__Set task__
Leaving out all images, write out the records that follow exactly.

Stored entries
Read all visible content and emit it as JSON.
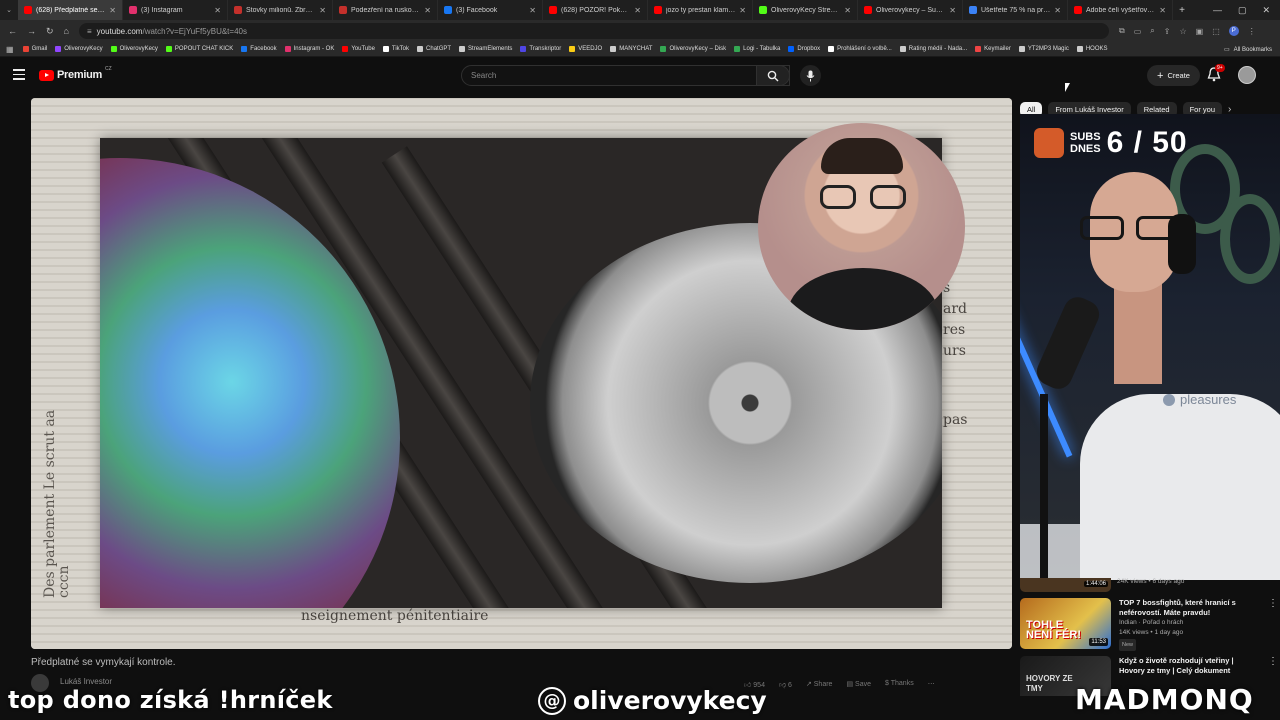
{
  "browser": {
    "tabs": [
      {
        "title": "(628) Předplatné se vy",
        "active": true,
        "color": "#ff0000"
      },
      {
        "title": "(3) Instagram",
        "active": false,
        "color": "#e1306c"
      },
      {
        "title": "Stovky milionů. Zbrojovk",
        "active": false,
        "color": "#c4302b"
      },
      {
        "title": "Podezření na ruskou stop",
        "active": false,
        "color": "#c4302b"
      },
      {
        "title": "(3) Facebook",
        "active": false,
        "color": "#1877f2"
      },
      {
        "title": "(628) POZOR! Pokusili se",
        "active": false,
        "color": "#ff0000"
      },
      {
        "title": "jozo ty prestan klamat d",
        "active": false,
        "color": "#ff0000"
      },
      {
        "title": "OliverovyKecy Stream - V",
        "active": false,
        "color": "#53fc18"
      },
      {
        "title": "Oliverovykecy – Support",
        "active": false,
        "color": "#ff0000"
      },
      {
        "title": "Ušetřete 75 % na produk",
        "active": false,
        "color": "#3b82f6"
      },
      {
        "title": "Adobe čelí vyšetřování",
        "active": false,
        "color": "#ff0000"
      }
    ],
    "new_tab": "+",
    "url": {
      "domain": "youtube.com",
      "path": "/watch?v=EjYuFf5yBU&t=40s"
    },
    "profile_letter": "P",
    "bookmarks": [
      {
        "label": "Gmail",
        "color": "#ea4335"
      },
      {
        "label": "OliverovyKecy",
        "color": "#9146ff"
      },
      {
        "label": "OliverovyKecy",
        "color": "#53fc18"
      },
      {
        "label": "POPOUT CHAT KICK",
        "color": "#53fc18"
      },
      {
        "label": "Facebook",
        "color": "#1877f2"
      },
      {
        "label": "Instagram - OK",
        "color": "#e1306c"
      },
      {
        "label": "YouTube",
        "color": "#ff0000"
      },
      {
        "label": "TikTok",
        "color": "#ffffff"
      },
      {
        "label": "ChatGPT",
        "color": "#cccccc"
      },
      {
        "label": "StreamElements",
        "color": "#cccccc"
      },
      {
        "label": "Transkriptor",
        "color": "#4f46e5"
      },
      {
        "label": "VEEDJO",
        "color": "#facc15"
      },
      {
        "label": "MANYCHAT",
        "color": "#cccccc"
      },
      {
        "label": "OliverovyKecy – Disk",
        "color": "#34a853"
      },
      {
        "label": "Logi - Tabulka",
        "color": "#34a853"
      },
      {
        "label": "Dropbox",
        "color": "#0061ff"
      },
      {
        "label": "Prohlášení o volbě...",
        "color": "#ffffff"
      },
      {
        "label": "Rating médií - Nada...",
        "color": "#cccccc"
      },
      {
        "label": "Keymailer",
        "color": "#ef4444"
      },
      {
        "label": "YT2MP3 Magic",
        "color": "#cccccc"
      },
      {
        "label": "HOOKS",
        "color": "#cccccc"
      }
    ],
    "all_bookmarks": "All Bookmarks"
  },
  "youtube": {
    "logo": "Premium",
    "region": "CZ",
    "search_placeholder": "Search",
    "create_label": "Create",
    "notif_badge": "9+",
    "chips": [
      "All",
      "From Lukáš Investor",
      "Related",
      "For you"
    ],
    "video_title": "Předplatné se vymykají kontrole.",
    "channel": "Lukáš Investor",
    "actions": [
      {
        "label": "954",
        "icon": "like-icon"
      },
      {
        "label": "6",
        "icon": "dislike-icon"
      },
      {
        "label": "Share",
        "icon": "share-icon"
      },
      {
        "label": "Save",
        "icon": "save-icon"
      },
      {
        "label": "Thanks",
        "icon": "thanks-icon"
      }
    ],
    "video_text": {
      "left": "Des parlement Le scrut aa cccn",
      "bottom": "nseignement pénitentiaire",
      "right": [
        "s",
        "ard",
        "res",
        "urs",
        "pas"
      ]
    },
    "partial_rec": {
      "duration": "1:44:06",
      "meta": "24K views • 6 days ago"
    },
    "recommendations": [
      {
        "title": "TOP 7 bossfightů, které hranicí s neférovostí. Máte pravdu!",
        "channel": "Indian · Pořad o hrách",
        "stats": "14K views • 1 day ago",
        "badge": "New",
        "duration": "11:53",
        "thumb_text": "TOHLE NENÍ FÉR!"
      },
      {
        "title": "Když o životě rozhodují vteřiny | Hovory ze tmy | Celý dokument",
        "channel": "",
        "stats": "",
        "badge": "",
        "duration": "",
        "thumb_text": "HOVORY ZE TMY"
      }
    ]
  },
  "stream_overlay": {
    "subs_label_1": "SUBS",
    "subs_label_2": "DNES",
    "subs_count": "6 / 50",
    "shirt_brand": "pleasures",
    "bottom_left": "top dono získá !hrníček",
    "bottom_mid": "oliverovykecy",
    "bottom_right": "MADMONQ"
  }
}
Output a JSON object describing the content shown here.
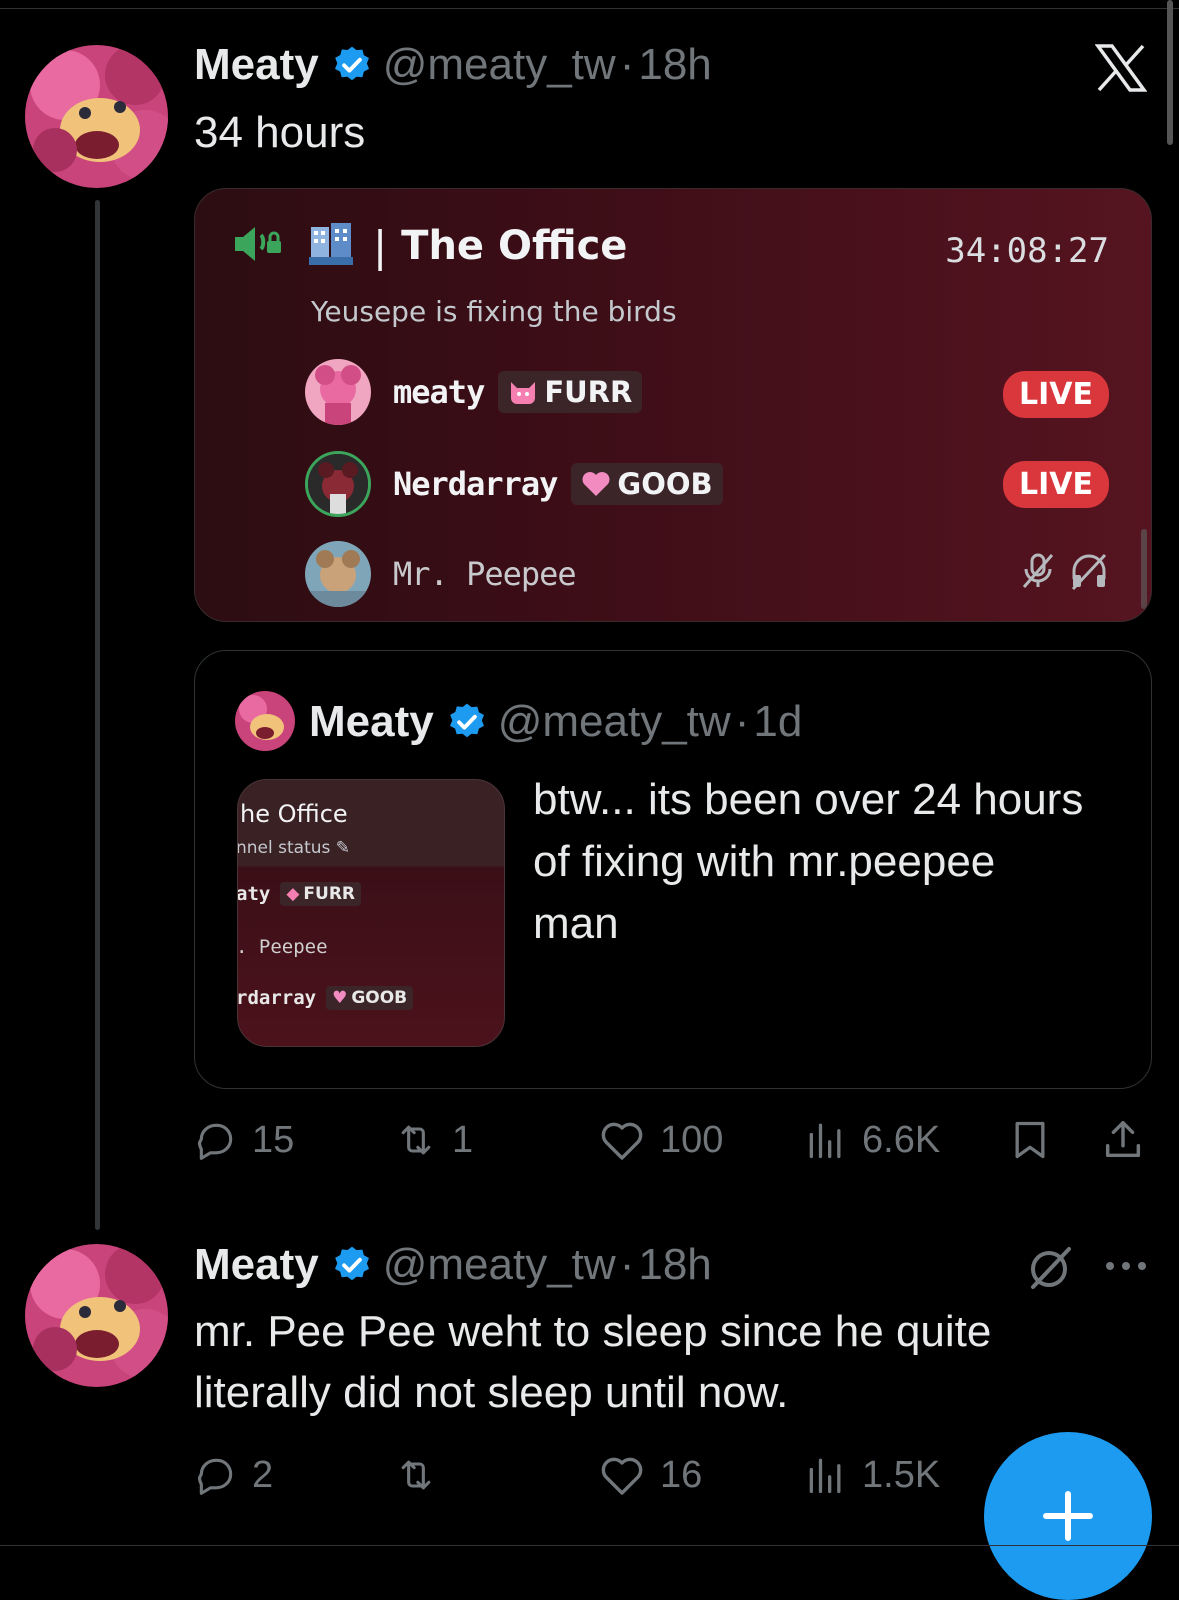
{
  "tweet1": {
    "name": "Meaty",
    "handle": "@meaty_tw",
    "dot": "·",
    "time": "18h",
    "text": "34 hours",
    "discord": {
      "channel_name": "The Office",
      "separator": "|",
      "timer": "34:08:27",
      "status": "Yeusepe is fixing the birds",
      "users": [
        {
          "name": "meaty",
          "tag": "FURR",
          "tag_icon": "cat-icon",
          "live": "LIVE"
        },
        {
          "name": "Nerdarray",
          "tag": "GOOB",
          "tag_icon": "heart-icon",
          "live": "LIVE"
        },
        {
          "name": "Mr. Peepee",
          "muted": true
        }
      ]
    },
    "quote": {
      "name": "Meaty",
      "handle": "@meaty_tw",
      "dot": "·",
      "time": "1d",
      "text": "btw... its been over 24 hours of fixing with mr.peepee man",
      "thumb": {
        "title": "he Office",
        "subtitle": "nnel status",
        "rows": [
          {
            "name": "aty",
            "tag": "FURR"
          },
          {
            "name": ". Peepee"
          },
          {
            "name": "rdarray",
            "tag": "GOOB"
          }
        ]
      }
    },
    "stats": {
      "replies": "15",
      "reposts": "1",
      "likes": "100",
      "views": "6.6K"
    }
  },
  "tweet2": {
    "name": "Meaty",
    "handle": "@meaty_tw",
    "dot": "·",
    "time": "18h",
    "text_line1": "mr. Pee Pee weht to sleep since he quite",
    "text_line2": "literally did not sleep until now.",
    "stats": {
      "replies": "2",
      "reposts": "",
      "likes": "16",
      "views": "1.5K"
    }
  },
  "colors": {
    "accent": "#1d9bf0",
    "live": "#da373c",
    "muted_text": "#71767b"
  }
}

__Answer to the task__
Read all visible content and emit it as JSON.
{
  "browser": {
    "tabs": [
      {
        "title": "(628) Předplatné se vy",
        "active": true,
        "color": "#ff0000"
      },
      {
        "title": "(3) Instagram",
        "active": false,
        "color": "#e1306c"
      },
      {
        "title": "Stovky milionů. Zbrojovk",
        "active": false,
        "color": "#c4302b"
      },
      {
        "title": "Podezření na ruskou stop",
        "active": false,
        "color": "#c4302b"
      },
      {
        "title": "(3) Facebook",
        "active": false,
        "color": "#1877f2"
      },
      {
        "title": "(628) POZOR! Pokusili se",
        "active": false,
        "color": "#ff0000"
      },
      {
        "title": "jozo ty prestan klamat d",
        "active": false,
        "color": "#ff0000"
      },
      {
        "title": "OliverovyKecy Stream - V",
        "active": false,
        "color": "#53fc18"
      },
      {
        "title": "Oliverovykecy – Support",
        "active": false,
        "color": "#ff0000"
      },
      {
        "title": "Ušetřete 75 % na produk",
        "active": false,
        "color": "#3b82f6"
      },
      {
        "title": "Adobe čelí vyšetřování",
        "active": false,
        "color": "#ff0000"
      }
    ],
    "new_tab": "+",
    "url": {
      "domain": "youtube.com",
      "path": "/watch?v=EjYuFf5yBU&t=40s"
    },
    "profile_letter": "P",
    "bookmarks": [
      {
        "label": "Gmail",
        "color": "#ea4335"
      },
      {
        "label": "OliverovyKecy",
        "color": "#9146ff"
      },
      {
        "label": "OliverovyKecy",
        "color": "#53fc18"
      },
      {
        "label": "POPOUT CHAT KICK",
        "color": "#53fc18"
      },
      {
        "label": "Facebook",
        "color": "#1877f2"
      },
      {
        "label": "Instagram - OK",
        "color": "#e1306c"
      },
      {
        "label": "YouTube",
        "color": "#ff0000"
      },
      {
        "label": "TikTok",
        "color": "#ffffff"
      },
      {
        "label": "ChatGPT",
        "color": "#cccccc"
      },
      {
        "label": "StreamElements",
        "color": "#cccccc"
      },
      {
        "label": "Transkriptor",
        "color": "#4f46e5"
      },
      {
        "label": "VEEDJO",
        "color": "#facc15"
      },
      {
        "label": "MANYCHAT",
        "color": "#cccccc"
      },
      {
        "label": "OliverovyKecy – Disk",
        "color": "#34a853"
      },
      {
        "label": "Logi - Tabulka",
        "color": "#34a853"
      },
      {
        "label": "Dropbox",
        "color": "#0061ff"
      },
      {
        "label": "Prohlášení o volbě...",
        "color": "#ffffff"
      },
      {
        "label": "Rating médií - Nada...",
        "color": "#cccccc"
      },
      {
        "label": "Keymailer",
        "color": "#ef4444"
      },
      {
        "label": "YT2MP3 Magic",
        "color": "#cccccc"
      },
      {
        "label": "HOOKS",
        "color": "#cccccc"
      }
    ],
    "all_bookmarks": "All Bookmarks"
  },
  "youtube": {
    "logo": "Premium",
    "region": "CZ",
    "search_placeholder": "Search",
    "create_label": "Create",
    "notif_badge": "9+",
    "chips": [
      "All",
      "From Lukáš Investor",
      "Related",
      "For you"
    ],
    "video_title": "Předplatné se vymykají kontrole.",
    "channel": "Lukáš Investor",
    "actions": [
      {
        "label": "954",
        "icon": "like-icon"
      },
      {
        "label": "6",
        "icon": "dislike-icon"
      },
      {
        "label": "Share",
        "icon": "share-icon"
      },
      {
        "label": "Save",
        "icon": "save-icon"
      },
      {
        "label": "Thanks",
        "icon": "thanks-icon"
      }
    ],
    "video_text": {
      "left": "Des parlement Le scrut aa cccn",
      "bottom": "nseignement pénitentiaire",
      "right": [
        "s",
        "ard",
        "res",
        "urs",
        "pas"
      ]
    },
    "partial_rec": {
      "duration": "1:44:06",
      "meta": "24K views • 6 days ago"
    },
    "recommendations": [
      {
        "title": "TOP 7 bossfightů, které hranicí s neférovostí. Máte pravdu!",
        "channel": "Indian · Pořad o hrách",
        "stats": "14K views • 1 day ago",
        "badge": "New",
        "duration": "11:53",
        "thumb_text": "TOHLE NENÍ FÉR!"
      },
      {
        "title": "Když o životě rozhodují vteřiny | Hovory ze tmy | Celý dokument",
        "channel": "",
        "stats": "",
        "badge": "",
        "duration": "",
        "thumb_text": "HOVORY ZE TMY"
      }
    ]
  },
  "stream_overlay": {
    "subs_label_1": "SUBS",
    "subs_label_2": "DNES",
    "subs_count": "6 / 50",
    "shirt_brand": "pleasures",
    "bottom_left": "top dono získá !hrníček",
    "bottom_mid": "oliverovykecy",
    "bottom_right": "MADMONQ"
  }
}
Output a JSON object describing the content shown here.
{
  "tweet1": {
    "name": "Meaty",
    "handle": "@meaty_tw",
    "dot": "·",
    "time": "18h",
    "text": "34 hours",
    "discord": {
      "channel_name": "The Office",
      "separator": "|",
      "timer": "34:08:27",
      "status": "Yeusepe is fixing the birds",
      "users": [
        {
          "name": "meaty",
          "tag": "FURR",
          "tag_icon": "cat-icon",
          "live": "LIVE"
        },
        {
          "name": "Nerdarray",
          "tag": "GOOB",
          "tag_icon": "heart-icon",
          "live": "LIVE"
        },
        {
          "name": "Mr. Peepee",
          "muted": true
        }
      ]
    },
    "quote": {
      "name": "Meaty",
      "handle": "@meaty_tw",
      "dot": "·",
      "time": "1d",
      "text": "btw... its been over 24 hours of fixing with mr.peepee man",
      "thumb": {
        "title": "he Office",
        "subtitle": "nnel status",
        "rows": [
          {
            "name": "aty",
            "tag": "FURR"
          },
          {
            "name": ". Peepee"
          },
          {
            "name": "rdarray",
            "tag": "GOOB"
          }
        ]
      }
    },
    "stats": {
      "replies": "15",
      "reposts": "1",
      "likes": "100",
      "views": "6.6K"
    }
  },
  "tweet2": {
    "name": "Meaty",
    "handle": "@meaty_tw",
    "dot": "·",
    "time": "18h",
    "text_line1": "mr. Pee Pee weht to sleep since he quite",
    "text_line2": "literally did not sleep until now.",
    "stats": {
      "replies": "2",
      "reposts": "",
      "likes": "16",
      "views": "1.5K"
    }
  },
  "colors": {
    "accent": "#1d9bf0",
    "live": "#da373c",
    "muted_text": "#71767b"
  }
}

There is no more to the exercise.